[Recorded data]
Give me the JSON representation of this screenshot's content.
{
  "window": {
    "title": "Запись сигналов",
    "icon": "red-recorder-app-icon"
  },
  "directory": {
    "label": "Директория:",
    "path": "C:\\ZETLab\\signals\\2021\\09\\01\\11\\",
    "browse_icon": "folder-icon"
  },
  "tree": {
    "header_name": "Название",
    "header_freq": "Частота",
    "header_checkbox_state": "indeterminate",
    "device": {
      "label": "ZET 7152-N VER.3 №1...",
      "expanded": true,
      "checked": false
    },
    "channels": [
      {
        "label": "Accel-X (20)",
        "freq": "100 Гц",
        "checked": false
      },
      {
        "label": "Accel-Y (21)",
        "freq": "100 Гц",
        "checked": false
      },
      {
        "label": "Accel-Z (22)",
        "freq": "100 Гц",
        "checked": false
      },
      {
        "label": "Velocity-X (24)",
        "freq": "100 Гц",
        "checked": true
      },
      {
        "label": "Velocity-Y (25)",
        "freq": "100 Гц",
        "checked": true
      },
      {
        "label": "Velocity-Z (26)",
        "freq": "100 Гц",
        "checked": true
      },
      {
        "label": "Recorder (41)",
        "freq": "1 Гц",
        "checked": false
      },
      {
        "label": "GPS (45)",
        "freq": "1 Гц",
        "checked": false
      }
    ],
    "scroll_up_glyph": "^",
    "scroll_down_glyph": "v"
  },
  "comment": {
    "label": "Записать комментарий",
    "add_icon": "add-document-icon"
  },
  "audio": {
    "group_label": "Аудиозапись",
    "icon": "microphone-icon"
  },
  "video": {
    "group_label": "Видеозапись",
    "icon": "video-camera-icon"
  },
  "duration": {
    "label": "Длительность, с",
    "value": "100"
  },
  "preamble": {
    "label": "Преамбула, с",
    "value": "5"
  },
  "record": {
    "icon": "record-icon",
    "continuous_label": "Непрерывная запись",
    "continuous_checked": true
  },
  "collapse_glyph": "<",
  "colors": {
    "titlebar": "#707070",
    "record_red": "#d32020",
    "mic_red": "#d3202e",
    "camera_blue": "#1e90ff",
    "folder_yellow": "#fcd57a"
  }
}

▶ _SET PROBLEM_
In the listing, find all lines with the string "Accel" and copy them.

▶ _EXERCISE RESPONSE_
        "label": "Accel-X (20)",
        "label": "Accel-Y (21)",
        "label": "Accel-Z (22)",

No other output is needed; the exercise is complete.